| Exercise |
Extract, from the records beneath this instruction, each line that contains the word "Состав".

| Source material |
------------------------------------------------------------

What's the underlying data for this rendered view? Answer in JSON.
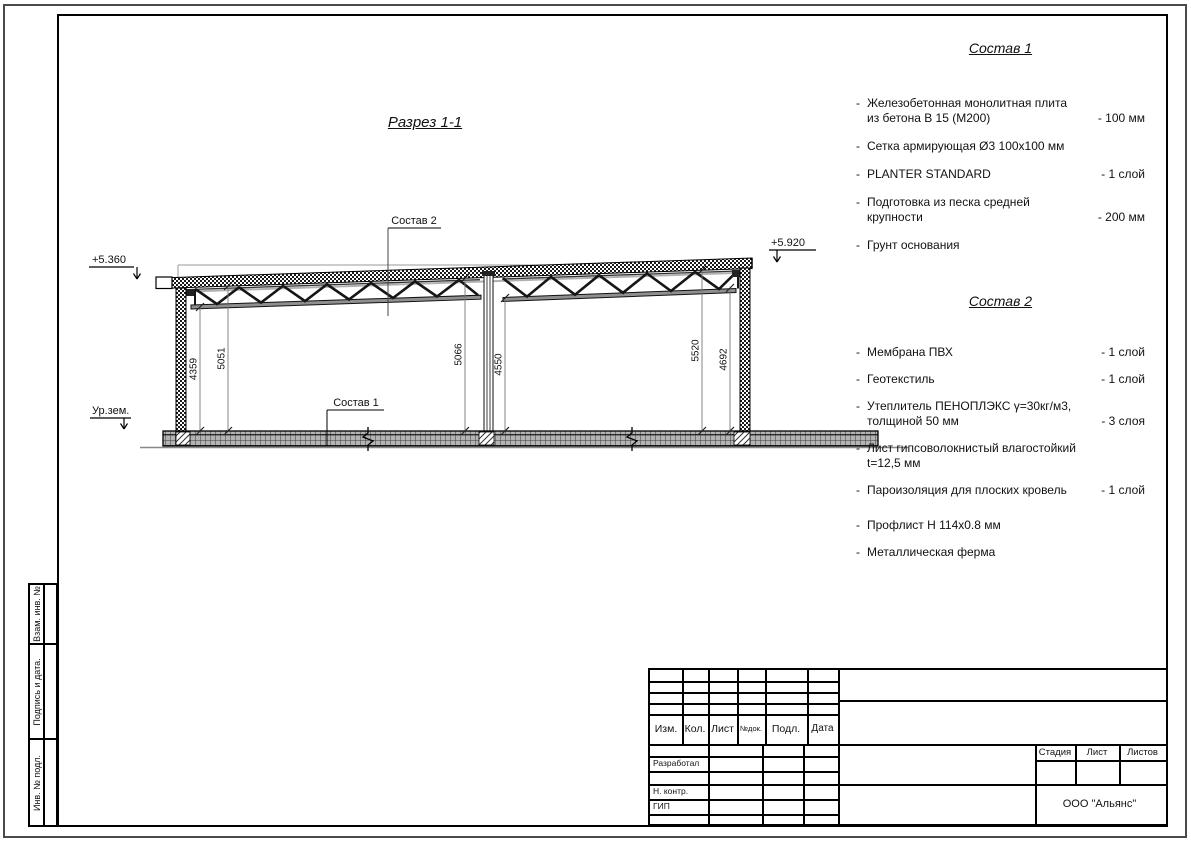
{
  "ui": {
    "dash": "-"
  },
  "drawing": {
    "title": "Разрез 1-1",
    "elevation_left": "+5.360",
    "elevation_right": "+5.920",
    "ground_label": "Ур.зем.",
    "callout_roof": "Состав 2",
    "callout_floor": "Состав 1",
    "dimensions": [
      "4359",
      "5051",
      "5066",
      "4550",
      "5520",
      "4692"
    ]
  },
  "spec1": {
    "title": "Состав 1",
    "items": [
      {
        "text": "Железобетонная  монолитная плита\nиз бетона В 15 (М200)",
        "value": "- 100 мм"
      },
      {
        "text": "Сетка армирующая Ø3 100х100 мм",
        "value": ""
      },
      {
        "text": "PLANTER STANDARD",
        "value": "- 1  слой"
      },
      {
        "text": "Подготовка из песка средней\nкрупности",
        "value": "- 200 мм"
      },
      {
        "text": "Грунт основания",
        "value": ""
      }
    ]
  },
  "spec2": {
    "title": "Состав 2",
    "items": [
      {
        "text": "Мембрана ПВХ",
        "value": "- 1 слой"
      },
      {
        "text": "Геотекстиль",
        "value": "- 1 слой"
      },
      {
        "text": "Утеплитель ПЕНОПЛЭКС γ=30кг/м3,\nтолщиной 50 мм",
        "value": "- 3 слоя"
      },
      {
        "text": "Лист гипсоволокнистый влагостойкий\nt=12,5 мм",
        "value": ""
      },
      {
        "text": "Пароизоляция для плоских кровель",
        "value": "- 1 слой"
      },
      {
        "text": "Профлист Н 114х0.8 мм",
        "value": ""
      },
      {
        "text": "Металлическая ферма",
        "value": ""
      }
    ]
  },
  "titleblock": {
    "cols": [
      "Изм.",
      "Кол.",
      "Лист",
      "№док.",
      "Подл.",
      "Дата"
    ],
    "roles": [
      "Разработал",
      "Н. контр.",
      "ГИП"
    ],
    "stage": [
      "Стадия",
      "Лист",
      "Листов"
    ],
    "company": "ООО \"Альянс\""
  },
  "side_stamp": {
    "cells": [
      "Взам. инв. №",
      "Подпись  и  дата.",
      "Инв. № подл."
    ]
  }
}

------------------------------------------------------------

| Complete output |
    "callout_roof": "Состав 2",
    "callout_floor": "Состав 1",
    "title": "Состав 1",
    "title": "Состав 2",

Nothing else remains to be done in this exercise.